> Listed entries:
****************
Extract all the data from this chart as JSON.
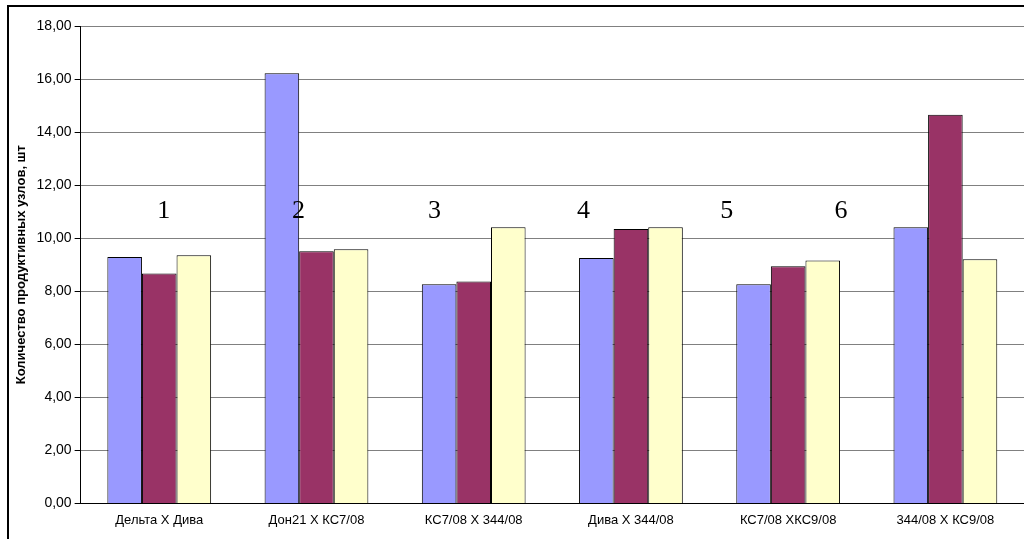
{
  "chart_data": {
    "type": "bar",
    "ylabel": "Количество продуктивных узлов, шт",
    "categories": [
      "Дельта Х Дива",
      "Дон21 Х КС7/08",
      "КС7/08 Х 344/08",
      "Дива Х 344/08",
      "КС7/08 ХКС9/08",
      "344/08 Х КС9/08"
    ],
    "series": [
      {
        "color": "#9999ff",
        "values": [
          9.29,
          16.22,
          8.26,
          9.25,
          8.26,
          10.41
        ]
      },
      {
        "color": "#993366",
        "values": [
          8.67,
          9.51,
          8.37,
          10.35,
          8.94,
          14.65
        ]
      },
      {
        "color": "#ffffcc",
        "values": [
          9.36,
          9.58,
          10.41,
          10.41,
          9.16,
          9.21
        ]
      }
    ],
    "ylim": [
      0,
      18
    ],
    "yticks": [
      {
        "value": 0,
        "label": "0,00"
      },
      {
        "value": 2,
        "label": "2,00"
      },
      {
        "value": 4,
        "label": "4,00"
      },
      {
        "value": 6,
        "label": "6,00"
      },
      {
        "value": 8,
        "label": "8,00"
      },
      {
        "value": 10,
        "label": "10,00"
      },
      {
        "value": 12,
        "label": "12,00"
      },
      {
        "value": 14,
        "label": "14,00"
      },
      {
        "value": 16,
        "label": "16,00"
      },
      {
        "value": 18,
        "label": "18,00"
      }
    ],
    "grid": "y",
    "legend": false,
    "annotations": [
      "1",
      "2",
      "3",
      "4",
      "5",
      "6"
    ]
  }
}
****************
Pick out lines containing the word "color", each one as written.

> Written solution:
        "color": "#9999ff",
        "color": "#993366",
        "color": "#ffffcc",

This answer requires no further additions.